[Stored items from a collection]
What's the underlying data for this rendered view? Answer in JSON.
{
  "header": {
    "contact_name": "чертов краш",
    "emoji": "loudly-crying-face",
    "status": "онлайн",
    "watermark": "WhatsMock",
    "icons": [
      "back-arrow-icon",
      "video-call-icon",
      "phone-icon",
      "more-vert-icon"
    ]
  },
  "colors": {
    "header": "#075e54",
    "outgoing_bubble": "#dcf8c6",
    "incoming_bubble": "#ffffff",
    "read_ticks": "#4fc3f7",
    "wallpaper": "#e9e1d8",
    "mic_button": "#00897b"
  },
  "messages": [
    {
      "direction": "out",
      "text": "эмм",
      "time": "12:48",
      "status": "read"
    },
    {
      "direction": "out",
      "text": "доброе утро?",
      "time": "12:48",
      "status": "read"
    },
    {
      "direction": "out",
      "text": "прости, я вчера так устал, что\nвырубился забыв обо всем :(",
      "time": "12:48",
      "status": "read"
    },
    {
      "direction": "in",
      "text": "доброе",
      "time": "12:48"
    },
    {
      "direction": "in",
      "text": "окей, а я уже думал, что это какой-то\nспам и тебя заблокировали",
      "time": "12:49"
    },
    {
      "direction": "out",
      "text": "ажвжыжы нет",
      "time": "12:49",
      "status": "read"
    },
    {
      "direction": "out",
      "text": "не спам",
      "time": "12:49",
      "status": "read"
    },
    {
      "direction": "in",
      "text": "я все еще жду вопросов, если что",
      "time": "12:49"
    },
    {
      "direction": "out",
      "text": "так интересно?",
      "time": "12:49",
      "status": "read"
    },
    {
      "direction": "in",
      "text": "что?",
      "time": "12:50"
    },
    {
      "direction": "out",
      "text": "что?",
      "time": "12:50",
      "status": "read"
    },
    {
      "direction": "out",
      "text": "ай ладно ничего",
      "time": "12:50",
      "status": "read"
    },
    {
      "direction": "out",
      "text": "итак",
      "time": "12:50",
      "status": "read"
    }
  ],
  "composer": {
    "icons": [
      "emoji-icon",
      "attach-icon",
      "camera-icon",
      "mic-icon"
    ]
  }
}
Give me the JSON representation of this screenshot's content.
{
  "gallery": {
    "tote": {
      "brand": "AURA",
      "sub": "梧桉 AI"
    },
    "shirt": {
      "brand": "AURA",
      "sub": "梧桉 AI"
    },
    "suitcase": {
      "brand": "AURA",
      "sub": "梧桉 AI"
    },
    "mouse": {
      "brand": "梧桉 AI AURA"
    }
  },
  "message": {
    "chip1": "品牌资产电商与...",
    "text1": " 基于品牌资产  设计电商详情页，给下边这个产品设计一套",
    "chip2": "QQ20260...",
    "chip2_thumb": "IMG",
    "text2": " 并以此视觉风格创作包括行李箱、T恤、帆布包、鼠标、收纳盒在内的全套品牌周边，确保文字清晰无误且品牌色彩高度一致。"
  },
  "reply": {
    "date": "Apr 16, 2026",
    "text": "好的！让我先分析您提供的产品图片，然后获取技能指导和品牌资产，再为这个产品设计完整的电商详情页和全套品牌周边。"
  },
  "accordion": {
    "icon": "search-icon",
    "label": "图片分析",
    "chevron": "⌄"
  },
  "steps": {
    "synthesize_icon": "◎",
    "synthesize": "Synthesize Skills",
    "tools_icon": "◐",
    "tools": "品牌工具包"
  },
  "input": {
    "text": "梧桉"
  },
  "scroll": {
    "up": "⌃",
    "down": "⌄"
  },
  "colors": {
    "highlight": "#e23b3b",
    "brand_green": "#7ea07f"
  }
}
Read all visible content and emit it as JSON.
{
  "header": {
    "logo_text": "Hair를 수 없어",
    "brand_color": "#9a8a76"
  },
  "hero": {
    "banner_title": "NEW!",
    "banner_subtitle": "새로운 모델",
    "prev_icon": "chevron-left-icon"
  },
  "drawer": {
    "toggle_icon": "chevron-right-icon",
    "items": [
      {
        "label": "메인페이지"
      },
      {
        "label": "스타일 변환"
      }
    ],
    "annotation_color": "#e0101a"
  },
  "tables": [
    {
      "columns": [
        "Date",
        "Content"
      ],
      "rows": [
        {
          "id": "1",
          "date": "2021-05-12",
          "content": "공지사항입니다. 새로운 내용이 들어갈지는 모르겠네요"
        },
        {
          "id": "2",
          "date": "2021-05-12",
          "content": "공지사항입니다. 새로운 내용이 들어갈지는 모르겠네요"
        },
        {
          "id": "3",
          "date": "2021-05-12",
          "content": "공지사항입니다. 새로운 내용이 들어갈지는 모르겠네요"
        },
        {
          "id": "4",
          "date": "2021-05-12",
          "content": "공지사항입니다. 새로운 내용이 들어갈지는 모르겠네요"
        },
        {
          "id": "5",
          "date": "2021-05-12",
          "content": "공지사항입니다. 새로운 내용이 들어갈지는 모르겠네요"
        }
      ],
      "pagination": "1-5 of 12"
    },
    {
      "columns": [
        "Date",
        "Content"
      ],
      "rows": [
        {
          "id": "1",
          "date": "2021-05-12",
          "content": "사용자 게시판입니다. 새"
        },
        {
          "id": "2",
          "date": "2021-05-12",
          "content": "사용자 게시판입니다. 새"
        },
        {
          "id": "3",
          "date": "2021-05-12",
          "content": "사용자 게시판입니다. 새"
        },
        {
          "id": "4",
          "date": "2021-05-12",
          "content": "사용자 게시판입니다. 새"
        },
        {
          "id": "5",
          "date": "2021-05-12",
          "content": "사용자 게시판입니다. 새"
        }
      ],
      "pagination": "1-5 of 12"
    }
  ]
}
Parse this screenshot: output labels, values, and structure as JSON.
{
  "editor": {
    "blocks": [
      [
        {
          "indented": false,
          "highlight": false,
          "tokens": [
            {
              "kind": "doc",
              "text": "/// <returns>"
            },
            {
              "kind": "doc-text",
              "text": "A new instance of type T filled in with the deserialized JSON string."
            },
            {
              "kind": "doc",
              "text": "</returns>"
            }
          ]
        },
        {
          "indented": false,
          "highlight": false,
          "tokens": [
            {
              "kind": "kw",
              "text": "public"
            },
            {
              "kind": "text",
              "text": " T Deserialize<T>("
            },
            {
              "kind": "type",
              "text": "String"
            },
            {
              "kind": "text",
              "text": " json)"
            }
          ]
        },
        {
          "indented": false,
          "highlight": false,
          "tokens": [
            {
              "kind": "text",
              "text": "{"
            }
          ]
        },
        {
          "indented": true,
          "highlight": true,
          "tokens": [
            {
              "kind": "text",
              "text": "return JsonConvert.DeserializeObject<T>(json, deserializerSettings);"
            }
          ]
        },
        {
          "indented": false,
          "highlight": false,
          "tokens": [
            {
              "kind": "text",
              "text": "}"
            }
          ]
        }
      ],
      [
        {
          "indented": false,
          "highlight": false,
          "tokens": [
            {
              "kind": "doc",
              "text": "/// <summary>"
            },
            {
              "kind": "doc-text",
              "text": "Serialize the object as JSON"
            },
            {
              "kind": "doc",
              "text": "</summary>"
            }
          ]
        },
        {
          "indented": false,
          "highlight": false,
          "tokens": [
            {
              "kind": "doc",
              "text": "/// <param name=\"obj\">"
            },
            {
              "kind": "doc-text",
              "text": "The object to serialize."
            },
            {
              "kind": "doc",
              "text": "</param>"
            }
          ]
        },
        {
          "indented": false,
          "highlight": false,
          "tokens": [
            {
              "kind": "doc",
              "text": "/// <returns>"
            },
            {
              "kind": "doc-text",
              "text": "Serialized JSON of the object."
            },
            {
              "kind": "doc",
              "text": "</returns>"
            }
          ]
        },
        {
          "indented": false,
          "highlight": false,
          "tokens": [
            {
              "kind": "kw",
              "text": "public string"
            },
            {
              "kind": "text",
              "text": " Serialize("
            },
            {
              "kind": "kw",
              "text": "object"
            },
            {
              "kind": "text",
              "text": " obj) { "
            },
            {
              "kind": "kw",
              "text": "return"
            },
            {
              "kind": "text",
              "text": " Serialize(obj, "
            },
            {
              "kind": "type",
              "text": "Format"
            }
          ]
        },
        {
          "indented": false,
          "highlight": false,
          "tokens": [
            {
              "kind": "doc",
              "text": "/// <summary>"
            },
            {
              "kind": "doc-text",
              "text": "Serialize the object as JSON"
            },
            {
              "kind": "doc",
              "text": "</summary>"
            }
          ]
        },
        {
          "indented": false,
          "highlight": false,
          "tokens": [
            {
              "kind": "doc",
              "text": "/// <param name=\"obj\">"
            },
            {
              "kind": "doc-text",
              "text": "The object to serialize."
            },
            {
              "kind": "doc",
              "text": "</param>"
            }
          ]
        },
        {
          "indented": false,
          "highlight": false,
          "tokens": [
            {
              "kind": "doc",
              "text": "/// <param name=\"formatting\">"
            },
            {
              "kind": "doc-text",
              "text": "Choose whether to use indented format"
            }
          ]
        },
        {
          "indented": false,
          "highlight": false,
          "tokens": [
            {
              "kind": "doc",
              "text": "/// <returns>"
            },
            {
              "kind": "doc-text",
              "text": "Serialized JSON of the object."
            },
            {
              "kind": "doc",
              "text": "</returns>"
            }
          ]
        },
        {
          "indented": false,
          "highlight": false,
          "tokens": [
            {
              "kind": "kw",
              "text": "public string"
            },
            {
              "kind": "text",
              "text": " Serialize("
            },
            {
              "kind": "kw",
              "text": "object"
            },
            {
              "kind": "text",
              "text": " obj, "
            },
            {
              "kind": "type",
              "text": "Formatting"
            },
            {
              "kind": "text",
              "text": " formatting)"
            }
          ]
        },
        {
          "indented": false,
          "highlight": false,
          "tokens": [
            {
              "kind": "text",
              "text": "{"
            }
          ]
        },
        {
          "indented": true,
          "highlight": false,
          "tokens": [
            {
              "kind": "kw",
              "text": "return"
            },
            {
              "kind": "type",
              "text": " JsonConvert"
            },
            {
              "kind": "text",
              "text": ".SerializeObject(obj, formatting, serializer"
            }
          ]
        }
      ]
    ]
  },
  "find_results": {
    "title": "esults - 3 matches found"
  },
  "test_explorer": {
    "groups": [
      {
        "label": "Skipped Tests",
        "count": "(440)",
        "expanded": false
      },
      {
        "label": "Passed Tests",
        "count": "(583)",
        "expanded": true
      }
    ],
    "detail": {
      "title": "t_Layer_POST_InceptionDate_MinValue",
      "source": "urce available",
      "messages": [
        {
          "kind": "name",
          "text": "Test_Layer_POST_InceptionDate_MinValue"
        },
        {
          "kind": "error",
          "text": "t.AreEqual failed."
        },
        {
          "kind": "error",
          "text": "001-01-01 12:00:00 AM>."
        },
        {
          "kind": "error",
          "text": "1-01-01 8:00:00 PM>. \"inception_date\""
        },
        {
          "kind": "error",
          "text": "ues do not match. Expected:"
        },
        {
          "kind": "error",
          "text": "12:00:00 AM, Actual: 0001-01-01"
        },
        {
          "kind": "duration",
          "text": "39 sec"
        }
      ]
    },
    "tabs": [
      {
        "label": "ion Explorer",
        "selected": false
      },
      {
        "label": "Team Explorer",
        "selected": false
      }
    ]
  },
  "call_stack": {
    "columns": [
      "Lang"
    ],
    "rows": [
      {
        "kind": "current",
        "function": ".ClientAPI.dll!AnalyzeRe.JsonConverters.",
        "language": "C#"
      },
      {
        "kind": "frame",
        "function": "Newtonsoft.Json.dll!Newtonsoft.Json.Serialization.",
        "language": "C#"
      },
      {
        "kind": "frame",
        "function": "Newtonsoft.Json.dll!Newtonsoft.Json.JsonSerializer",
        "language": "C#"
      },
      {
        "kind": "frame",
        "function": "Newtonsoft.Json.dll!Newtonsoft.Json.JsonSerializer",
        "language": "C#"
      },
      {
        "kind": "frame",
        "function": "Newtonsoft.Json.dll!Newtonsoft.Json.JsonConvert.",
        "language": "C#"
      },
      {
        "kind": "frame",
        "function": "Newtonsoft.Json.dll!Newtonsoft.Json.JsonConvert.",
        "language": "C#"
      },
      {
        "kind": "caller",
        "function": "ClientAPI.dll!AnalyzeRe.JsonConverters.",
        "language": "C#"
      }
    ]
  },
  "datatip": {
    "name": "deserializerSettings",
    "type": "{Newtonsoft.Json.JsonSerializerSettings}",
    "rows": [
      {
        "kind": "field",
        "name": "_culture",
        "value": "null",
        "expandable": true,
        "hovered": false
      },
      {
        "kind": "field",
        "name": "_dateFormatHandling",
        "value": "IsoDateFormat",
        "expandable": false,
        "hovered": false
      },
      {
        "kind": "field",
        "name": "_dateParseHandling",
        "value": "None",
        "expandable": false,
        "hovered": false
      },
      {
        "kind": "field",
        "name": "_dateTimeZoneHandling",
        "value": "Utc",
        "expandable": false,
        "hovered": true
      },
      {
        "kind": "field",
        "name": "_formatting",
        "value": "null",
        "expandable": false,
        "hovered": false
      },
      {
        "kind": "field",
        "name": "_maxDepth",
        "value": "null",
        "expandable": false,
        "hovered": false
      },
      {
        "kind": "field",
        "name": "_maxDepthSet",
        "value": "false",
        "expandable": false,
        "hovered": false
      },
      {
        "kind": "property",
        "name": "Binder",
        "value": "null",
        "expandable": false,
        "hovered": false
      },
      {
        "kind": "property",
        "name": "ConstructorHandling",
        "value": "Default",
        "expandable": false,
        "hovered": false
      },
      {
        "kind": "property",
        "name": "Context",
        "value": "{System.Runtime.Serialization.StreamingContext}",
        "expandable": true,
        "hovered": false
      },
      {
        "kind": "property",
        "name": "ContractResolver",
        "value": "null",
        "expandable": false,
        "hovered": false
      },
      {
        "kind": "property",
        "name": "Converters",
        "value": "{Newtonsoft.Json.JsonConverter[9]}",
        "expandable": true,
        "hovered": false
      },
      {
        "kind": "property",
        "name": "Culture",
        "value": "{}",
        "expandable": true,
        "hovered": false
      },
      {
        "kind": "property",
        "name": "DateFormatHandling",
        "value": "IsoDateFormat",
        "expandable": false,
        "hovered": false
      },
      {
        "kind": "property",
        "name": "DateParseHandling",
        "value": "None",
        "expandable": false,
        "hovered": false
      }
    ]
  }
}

> _WORK TO BE COMPLETED_
Select, from the listing, all lines that include the word "Tests".

> _EXERCISE RESPONSE_
        "label": "Skipped Tests",
        "label": "Passed Tests",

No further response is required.